### [Task brief]
Reproduce the listing below in full and without alteration, apart from its pictures.

Figure content listings
------------

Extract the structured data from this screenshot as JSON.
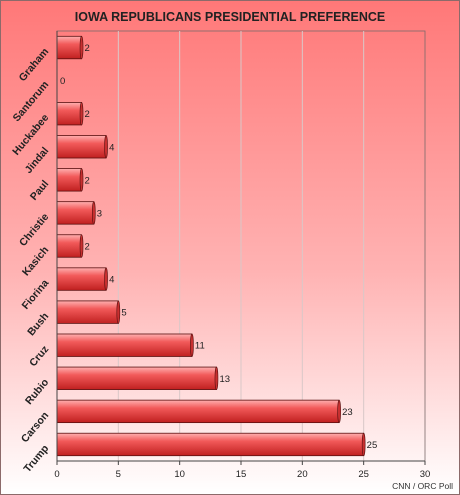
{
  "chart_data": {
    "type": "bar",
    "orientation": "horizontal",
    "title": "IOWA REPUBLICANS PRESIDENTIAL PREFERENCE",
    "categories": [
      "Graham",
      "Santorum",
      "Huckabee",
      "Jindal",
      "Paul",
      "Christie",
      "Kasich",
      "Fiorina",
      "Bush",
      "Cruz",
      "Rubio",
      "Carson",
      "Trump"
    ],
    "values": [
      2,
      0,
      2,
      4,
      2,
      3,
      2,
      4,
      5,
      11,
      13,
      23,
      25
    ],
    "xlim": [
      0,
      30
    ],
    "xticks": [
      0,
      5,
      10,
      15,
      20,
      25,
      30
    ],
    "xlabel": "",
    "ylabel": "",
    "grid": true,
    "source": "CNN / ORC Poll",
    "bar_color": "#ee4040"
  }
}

------------

### [Finished exercise]
Extract the structured data from this screenshot as JSON.
{
  "chart_data": {
    "type": "bar",
    "orientation": "horizontal",
    "title": "IOWA REPUBLICANS PRESIDENTIAL PREFERENCE",
    "categories": [
      "Graham",
      "Santorum",
      "Huckabee",
      "Jindal",
      "Paul",
      "Christie",
      "Kasich",
      "Fiorina",
      "Bush",
      "Cruz",
      "Rubio",
      "Carson",
      "Trump"
    ],
    "values": [
      2,
      0,
      2,
      4,
      2,
      3,
      2,
      4,
      5,
      11,
      13,
      23,
      25
    ],
    "xlim": [
      0,
      30
    ],
    "xticks": [
      0,
      5,
      10,
      15,
      20,
      25,
      30
    ],
    "xlabel": "",
    "ylabel": "",
    "grid": true,
    "source": "CNN / ORC Poll",
    "bar_color": "#ee4040"
  }
}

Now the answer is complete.